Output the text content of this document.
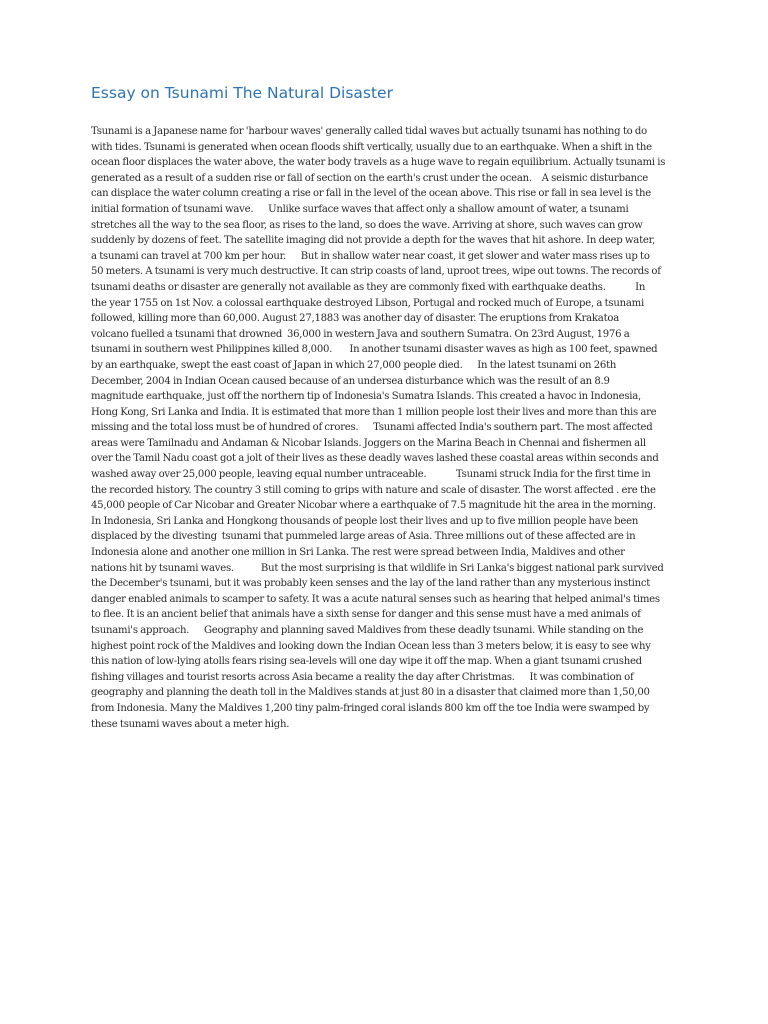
Essay on Tsunami The Natural Disaster
Tsunami is a Japanese name for 'harbour waves' generally called tidal waves but actually tsunami has nothing to do
with tides. Tsunami is generated when ocean floods shift vertically, usually due to an earthquake. When a shift in the
ocean floor displaces the water above, the water body travels as a huge wave to regain equilibrium. Actually tsunami is
generated as a result of a sudden rise or fall of section on the earth's crust under the ocean.    A seismic disturbance
can displace the water column creating a rise or fall in the level of the ocean above. This rise or fall in sea level is the
initial formation of tsunami wave.      Unlike surface waves that affect only a shallow amount of water, a tsunami
stretches all the way to the sea floor, as rises to the land, so does the wave. Arriving at shore, such waves can grow
suddenly by dozens of feet. The satellite imaging did not provide a depth for the waves that hit ashore. In deep water,
a tsunami can travel at 700 km per hour.      But in shallow water near coast, it get slower and water mass rises up to
50 meters. A tsunami is very much destructive. It can strip coasts of land, uproot trees, wipe out towns. The records of
tsunami deaths or disaster are generally not available as they are commonly fixed with earthquake deaths.            In
the year 1755 on 1st Nov. a colossal earthquake destroyed Libson, Portugal and rocked much of Europe, a tsunami
followed, killing more than 60,000. August 27,1883 was another day of disaster. The eruptions from Krakatoa
volcano fuelled a tsunami that drowned  36,000 in western Java and southern Sumatra. On 23rd August, 1976 a
tsunami in southern west Philippines killed 8,000.       In another tsunami disaster waves as high as 100 feet, spawned
by an earthquake, swept the east coast of Japan in which 27,000 people died.      In the latest tsunami on 26th
December, 2004 in Indian Ocean caused because of an undersea disturbance which was the result of an 8.9
magnitude earthquake, just off the northern tip of Indonesia's Sumatra Islands. This created a havoc in Indonesia,
Hong Kong, Sri Lanka and India. It is estimated that more than 1 million people lost their lives and more than this are
missing and the total loss must be of hundred of crores.      Tsunami affected India's southern part. The most affected
areas were Tamilnadu and Andaman & Nicobar Islands. Joggers on the Marina Beach in Chennai and fishermen all
over the Tamil Nadu coast got a jolt of their lives as these deadly waves lashed these coastal areas within seconds and
washed away over 25,000 people, leaving equal number untraceable.            Tsunami struck India for the first time in
the recorded history. The country 3 still coming to grips with nature and scale of disaster. The worst affected . ere the
45,000 people of Car Nicobar and Greater Nicobar where a earthquake of 7.5 magnitude hit the area in the morning.
In Indonesia, Sri Lanka and Hongkong thousands of people lost their lives and up to five million people have been
displaced by the divesting  tsunami that pummeled large areas of Asia. Three millions out of these affected are in
Indonesia alone and another one million in Sri Lanka. The rest were spread between India, Maldives and other
nations hit by tsunami waves.           But the most surprising is that wildlife in Sri Lanka's biggest national park survived
the December's tsunami, but it was probably keen senses and the lay of the land rather than any mysterious instinct
danger enabled animals to scamper to safety. It was a acute natural senses such as hearing that helped animal's times
to flee. It is an ancient belief that animals have a sixth sense for danger and this sense must have a med animals of
tsunami's approach.      Geography and planning saved Maldives from these deadly tsunami. While standing on the
highest point rock of the Maldives and looking down the Indian Ocean less than 3 meters below, it is easy to see why
this nation of low-lying atolls fears rising sea-levels will one day wipe it off the map. When a giant tsunami crushed
fishing villages and tourist resorts across Asia became a reality the day after Christmas.      It was combination of
geography and planning the death toll in the Maldives stands at just 80 in a disaster that claimed more than 1,50,00
from Indonesia. Many the Maldives 1,200 tiny palm-fringed coral islands 800 km off the toe India were swamped by
these tsunami waves about a meter high.
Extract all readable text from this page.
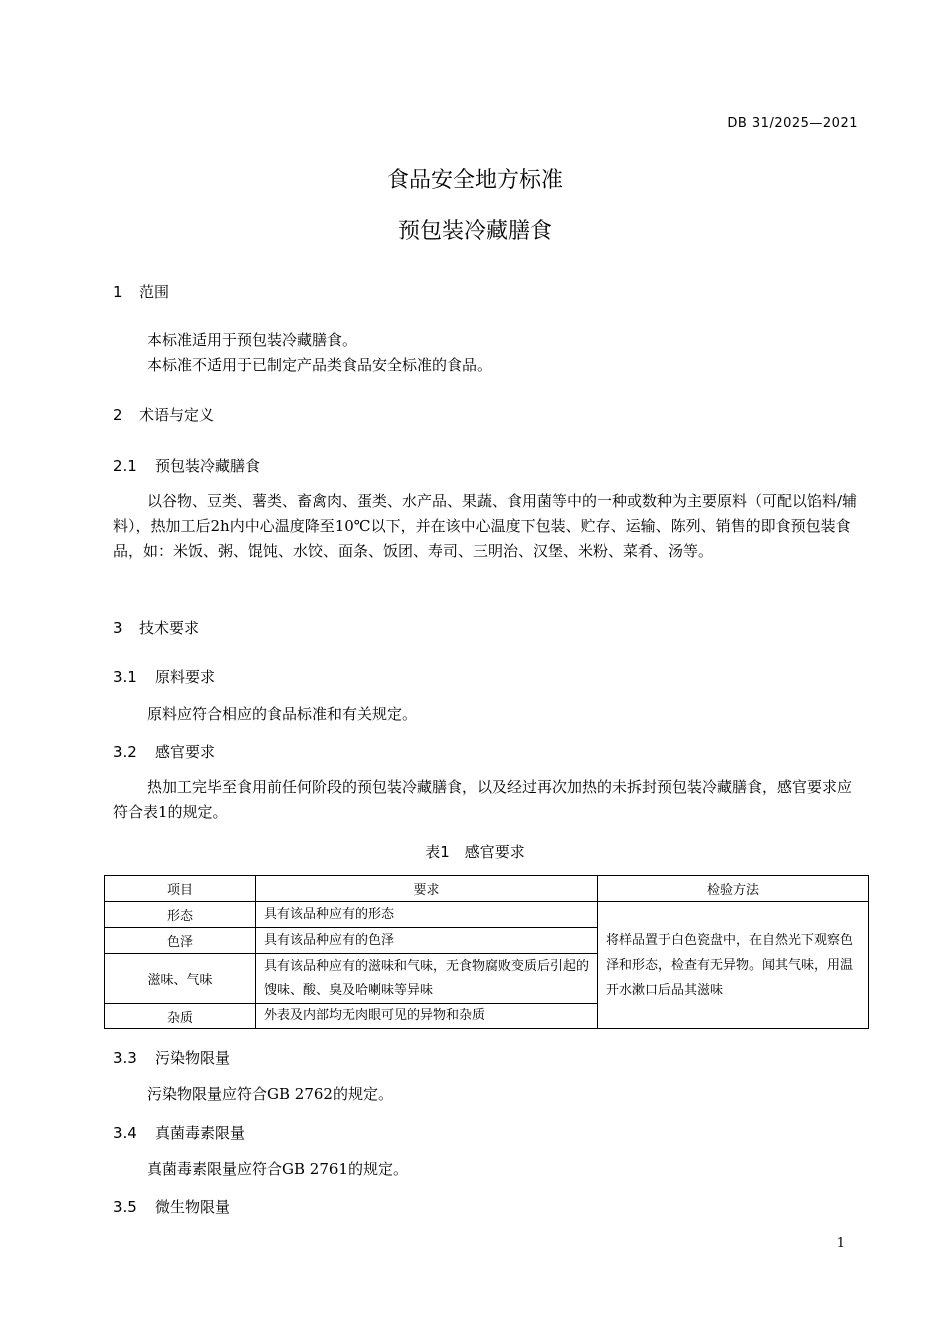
DB 31/2025—2021
食品安全地方标准
预包装冷藏膳食
1 范围
本标准适用于预包装冷藏膳食。
本标准不适用于已制定产品类食品安全标准的食品。
2 术语与定义
2.1 预包装冷藏膳食
以谷物、豆类、薯类、畜禽肉、蛋类、水产品、果蔬、食用菌等中的一种或数种为主要原料（可配以馅料/辅料），热加工后2h内中心温度降至10℃以下，并在该中心温度下包装、贮存、运输、陈列、销售的即食预包装食品，如：米饭、粥、馄饨、水饺、面条、饭团、寿司、三明治、汉堡、米粉、菜肴、汤等。
3 技术要求
3.1 原料要求
原料应符合相应的食品标准和有关规定。
3.2 感官要求
热加工完毕至食用前任何阶段的预包装冷藏膳食，以及经过再次加热的未拆封预包装冷藏膳食，感官要求应符合表1的规定。
表1　感官要求
项目	要求	检验方法
形态	具有该品种应有的形态	将样品置于白色瓷盘中，在自然光下观察色泽和形态，检查有无异物。闻其气味，用温开水漱口后品其滋味
色泽	具有该品种应有的色泽	
滋味、气味	具有该品种应有的滋味和气味，无食物腐败变质后引起的馊味、酸、臭及哈喇味等异味	
杂质	外表及内部均无肉眼可见的异物和杂质	
3.3 污染物限量
污染物限量应符合GB 2762的规定。
3.4 真菌毒素限量
真菌毒素限量应符合GB 2761的规定。
3.5 微生物限量
1
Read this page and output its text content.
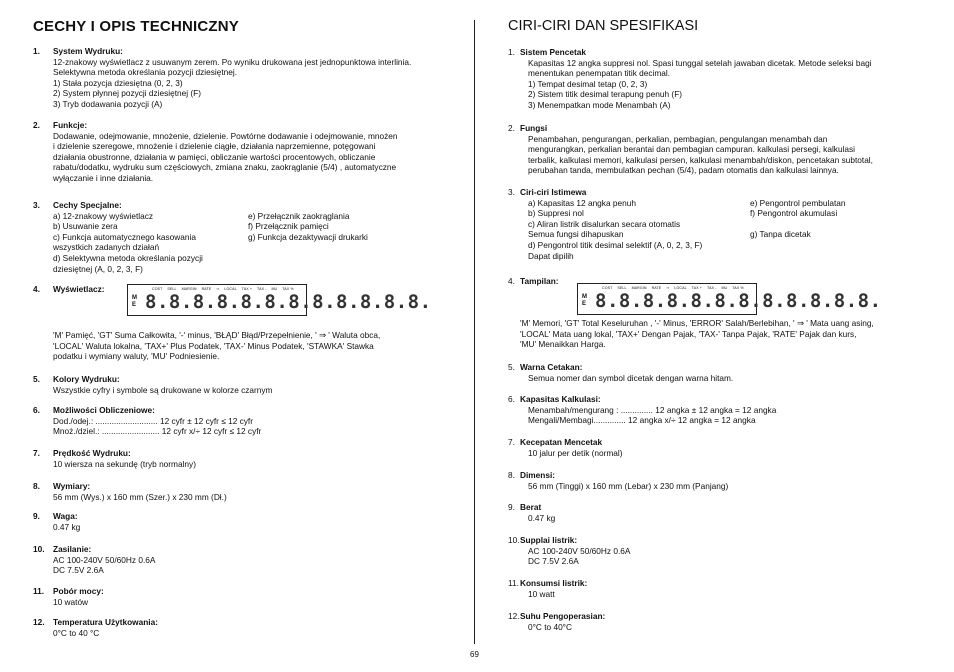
CECHY I OPIS TECHNICZNY
1. System Wydruku:
12-znakowy wyświetlacz z usuwanym zerem. Po wyniku drukowana jest jednopunktowa interlinia.
Selektywna metoda określania pozycji dziesiętnej.
1) Stała pozycja dziesiętna (0, 2, 3)
2) System płynnej pozycji dziesiętnej (F)
3) Tryb dodawania pozycji (A)
2. Funkcje:
Dodawanie, odejmowanie, mnożenie, dzielenie. Powtórne dodawanie i odejmowanie, mnożen
i dzielenie szeregowe, mnożenie i dzielenie ciągłe, działania naprzemienne, potęgowani
działania obustronne, działania w pamięci, obliczanie wartości procentowych, obliczanie
rabatu/dodatku, wydruku sum częściowych, zmiana znaku, zaokrąglanie (5/4) , automatyczne
wyłączanie i inne działania.
3. Cechy Specjalne:
a) 12-znakowy wyświetlacz	e) Przełącznik zaokrąglania
b) Usuwanie zera	f) Przełącznik pamięci
c) Funkcja automatycznego kasowania	g) Funkcja dezaktywacji drukarki
wszystkich zadanych działań
d) Selektywna metoda określania pozycji
dziesiętnej (A, 0, 2, 3, F)
4. Wyświetlacz:
'M' Pamięć, 'GT' Suma Całkowita, '-' minus, 'BŁĄD' Błąd/Przepełnienie, ' ⇒ ' Waluta obca,
'LOCAL' Waluta lokalna, 'TAX+' Plus Podatek, 'TAX-' Minus Podatek, 'STAWKA' Stawka
podatku i wymiany waluty, 'MU' Podniesienie.
5. Kolory Wydruku:
Wszystkie cyfry i symbole są drukowane w kolorze czarnym
6. Możliwości Obliczeniowe:
Dod./odej.: ........................... 12 cyfr ± 12 cyfr ≤ 12 cyfr
Mnoż./dziel.: ......................... 12 cyfr x/÷ 12 cyfr ≤ 12 cyfr
7. Prędkość Wydruku:
10 wiersza na sekundę (tryb normalny)
8. Wymiary:
56 mm (Wys.) x 160 mm (Szer.) x 230 mm (Dł.)
9. Waga:
0.47 kg
10. Zasilanie:
AC 100-240V 50/60Hz 0.6A
DC 7.5V 2.6A
11. Pobór mocy:
10 watów
12. Temperatura Użytkowania:
0°C to 40 °C
COST SELL MARGIN RATE ⇒ LOCAL TAX + TAX - MU TAX %
M
E 8.8.8.8.8.8.8.8.8.8.8.8.
CIRI-CIRI DAN SPESIFIKASI
1. Sistem Pencetak
Kapasitas 12 angka suppresi nol. Spasi tunggal setelah jawaban dicetak. Metode seleksi bagi
menentukan penempatan titik decimal.
1) Tempat desimal tetap (0, 2, 3)
2) Sistem titik desimal terapung penuh (F)
3) Menempatkan mode Menambah (A)
2. Fungsi
Penambahan, pengurangan, perkalian, pembagian, pengulangan menambah dan
mengurangkan, perkalian berantai dan pembagian campuran. kalkulasi persegi, kalkulasi
terbalik, kalkulasi memori, kalkulasi persen, kalkulasi menambah/diskon, pencetakan subtotal,
perubahan tanda, membulatkan pechan (5/4), padam otomatis dan kalkulasi lainnya.
3. Ciri-ciri Istimewa
a) Kapasitas 12 angka penuh	e) Pengontrol pembulatan
b) Suppresi nol	f) Pengontrol akumulasi
c) Aliran listrik disalurkan secara otomatis
Semua fungsi dihapuskan	g) Tanpa dicetak
d) Pengontrol titik desimal selektif (A, 0, 2, 3, F)
Dapat dipilih
4. Tampilan:
'M' Memori, 'GT' Total Keseluruhan , '-' Minus, 'ERROR' Salah/Berlebihan, ' ⇒ ' Mata uang asing,
'LOCAL' Mata uang lokal, 'TAX+' Dengan Pajak, 'TAX-' Tanpa Pajak, 'RATE' Pajak dan kurs,
'MU' Menaikkan Harga.
5. Warna Cetakan:
Semua nomer dan symbol dicetak dengan warna hitam.
6. Kapasitas Kalkulasi:
Menambah/mengurang : .............. 12 angka ± 12 angka = 12 angka
Mengali/Membagi.............. 12 angka x/÷ 12 angka = 12 angka
7. Kecepatan Mencetak
10 jalur per detik (normal)
8. Dimensi:
56 mm (Tinggi) x 160 mm (Lebar) x 230 mm (Panjang)
9. Berat
0.47 kg
10. Supplai listrik:
AC 100-240V 50/60Hz 0.6A
DC 7.5V 2.6A
11. Konsumsi listrik:
10 watt
12. Suhu Pengoperasian:
0°C to 40°C
COST SELL MARGIN RATE ⇒ LOCAL TAX + TAX - MU TAX %
M
E 8.8.8.8.8.8.8.8.8.8.8.8.
69
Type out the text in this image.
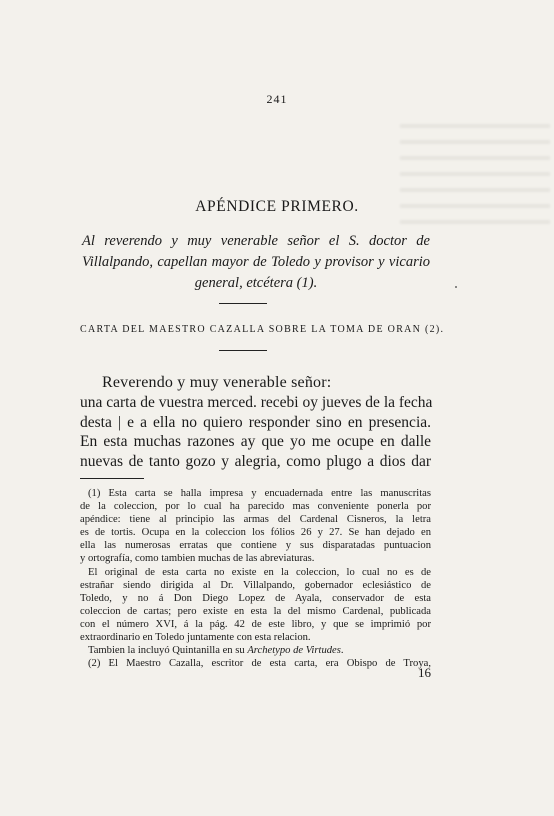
241
APÉNDICE PRIMERO.
Al reverendo y muy venerable señor el S. doctor de Villalpando, capellan mayor de Toledo y provisor y vicario general, etcétera (1).
CARTA DEL MAESTRO CAZALLA SOBRE LA TOMA DE ORAN (2).
Reverendo y muy venerable señor:
una carta de vuestra merced. recebi oy jueves de la fecha
desta | e a ella no quiero responder sino en presencia.
En esta muchas razones ay que yo me ocupe en dalle
nuevas de tanto gozo y alegria, como plugo a dios dar
(1) Esta carta se halla impresa y encuadernada entre las manuscritas
de la coleccion, por lo cual ha parecido mas conveniente ponerla por
apéndice: tiene al principio las armas del Cardenal Cisneros, la letra
es de tortis. Ocupa en la coleccion los fólios 26 y 27. Se han dejado en
ella las numerosas erratas que contiene y sus disparatadas puntuacion
y ortografía, como tambien muchas de las abreviaturas.
El original de esta carta no existe en la coleccion, lo cual no es de
estrañar siendo dirigida al Dr. Villalpando, gobernador eclesiástico de
Toledo, y no á Don Diego Lopez de Ayala, conservador de esta
coleccion de cartas; pero existe en esta la del mismo Cardenal, publicada
con el número XVI, á la pág. 42 de este libro, y que se imprimió por
extraordinario en Toledo juntamente con esta relacion.
Tambien la incluyó Quintanilla en su Archetypo de Virtudes.
(2) El Maestro Cazalla, escritor de esta carta, era Obispo de Troya,
16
════
REQUIREMENTS |
Which lines include the word "waves"? Copy every one of them.

THE RESPONSE |
Tsunami is a Japanese name for 'harbour waves' generally called tidal waves but actually tsunami has nothing to do
initial formation of tsunami wave.      Unlike surface waves that affect only a shallow amount of water, a tsunami
stretches all the way to the sea floor, as rises to the land, so does the wave. Arriving at shore, such waves can grow
suddenly by dozens of feet. The satellite imaging did not provide a depth for the waves that hit ashore. In deep water,
tsunami in southern west Philippines killed 8,000.       In another tsunami disaster waves as high as 100 feet, spawned
over the Tamil Nadu coast got a jolt of their lives as these deadly waves lashed these coastal areas within seconds and
nations hit by tsunami waves.           But the most surprising is that wildlife in Sri Lanka's biggest national park survived
these tsunami waves about a meter high.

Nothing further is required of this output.